Exercise directions
Count each line in which the word "cannot" appears. Reply with the total and nothing more.

Supplied records

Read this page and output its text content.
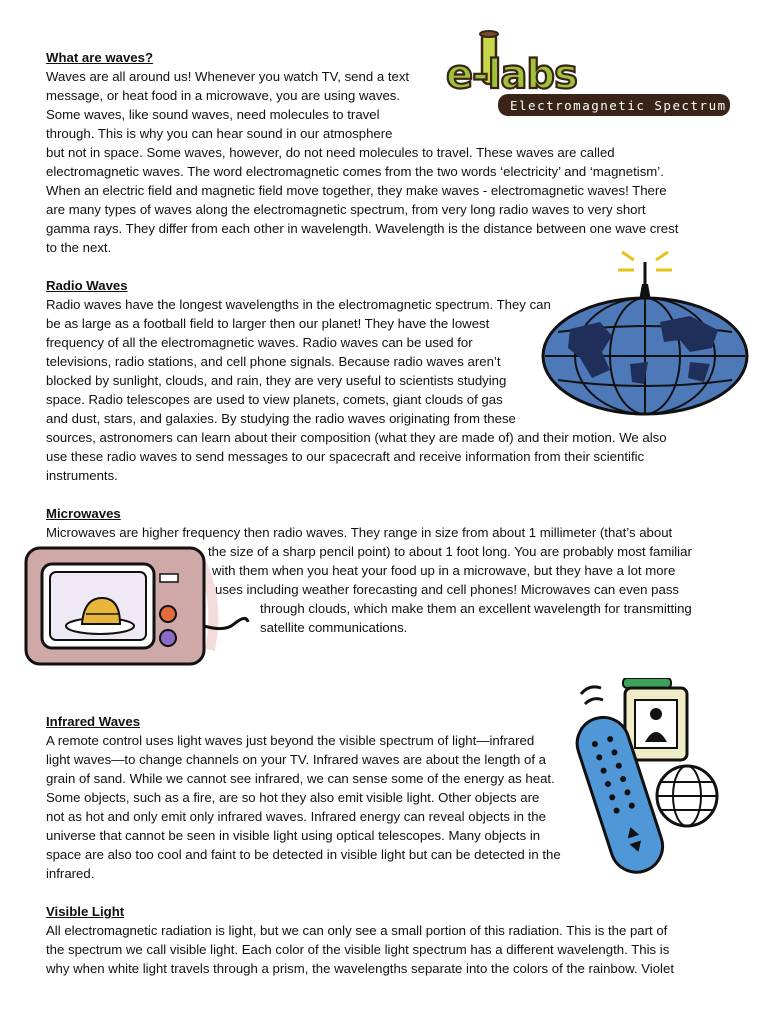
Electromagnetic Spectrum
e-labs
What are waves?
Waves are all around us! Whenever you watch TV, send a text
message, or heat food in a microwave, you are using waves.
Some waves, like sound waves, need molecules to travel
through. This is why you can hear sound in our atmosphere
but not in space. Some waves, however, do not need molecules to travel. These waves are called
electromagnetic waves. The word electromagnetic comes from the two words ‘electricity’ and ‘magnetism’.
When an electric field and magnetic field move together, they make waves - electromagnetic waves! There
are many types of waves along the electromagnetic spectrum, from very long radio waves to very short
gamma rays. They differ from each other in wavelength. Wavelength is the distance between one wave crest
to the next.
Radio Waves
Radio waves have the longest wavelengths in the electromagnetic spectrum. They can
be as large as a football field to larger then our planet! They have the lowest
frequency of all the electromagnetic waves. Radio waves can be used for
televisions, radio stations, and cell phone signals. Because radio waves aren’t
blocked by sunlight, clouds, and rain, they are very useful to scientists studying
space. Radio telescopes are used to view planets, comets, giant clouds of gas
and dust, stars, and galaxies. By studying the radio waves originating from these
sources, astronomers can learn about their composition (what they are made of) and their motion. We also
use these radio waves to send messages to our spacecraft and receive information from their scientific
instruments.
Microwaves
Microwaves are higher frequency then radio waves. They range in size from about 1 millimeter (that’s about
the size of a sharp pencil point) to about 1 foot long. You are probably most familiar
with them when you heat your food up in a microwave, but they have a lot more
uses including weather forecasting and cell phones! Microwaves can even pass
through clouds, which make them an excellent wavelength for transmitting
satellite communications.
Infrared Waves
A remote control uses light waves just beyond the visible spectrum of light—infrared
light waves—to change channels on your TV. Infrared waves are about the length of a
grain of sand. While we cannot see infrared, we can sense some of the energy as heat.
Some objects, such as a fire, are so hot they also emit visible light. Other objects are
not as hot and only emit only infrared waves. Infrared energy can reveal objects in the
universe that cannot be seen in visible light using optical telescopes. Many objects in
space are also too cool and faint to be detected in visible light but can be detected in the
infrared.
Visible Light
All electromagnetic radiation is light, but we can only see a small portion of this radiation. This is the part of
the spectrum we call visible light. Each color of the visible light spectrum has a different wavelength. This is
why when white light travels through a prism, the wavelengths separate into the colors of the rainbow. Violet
==
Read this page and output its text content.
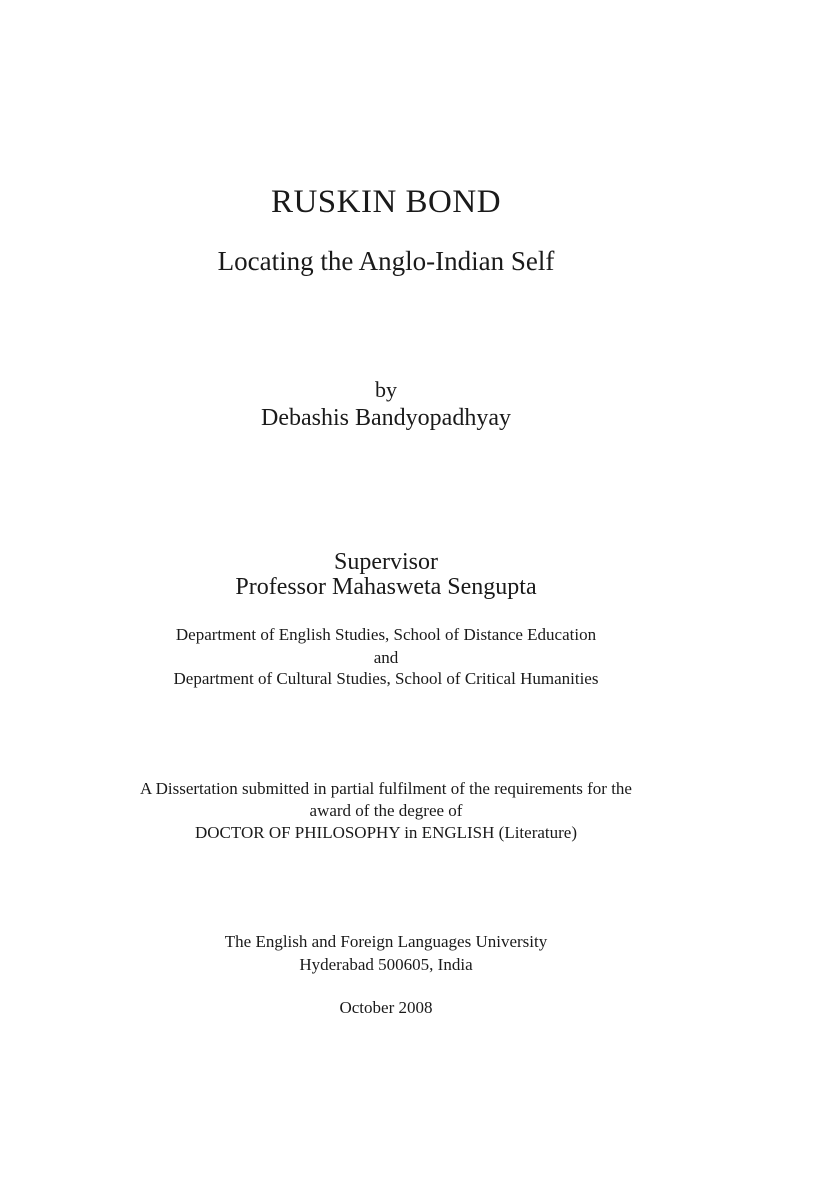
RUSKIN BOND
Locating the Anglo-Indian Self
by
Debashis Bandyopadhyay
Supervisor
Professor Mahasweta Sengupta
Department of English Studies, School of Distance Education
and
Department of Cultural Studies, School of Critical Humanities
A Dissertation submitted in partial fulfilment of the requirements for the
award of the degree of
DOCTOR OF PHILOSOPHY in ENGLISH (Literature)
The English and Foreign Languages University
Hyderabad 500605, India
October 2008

Exercise answer
2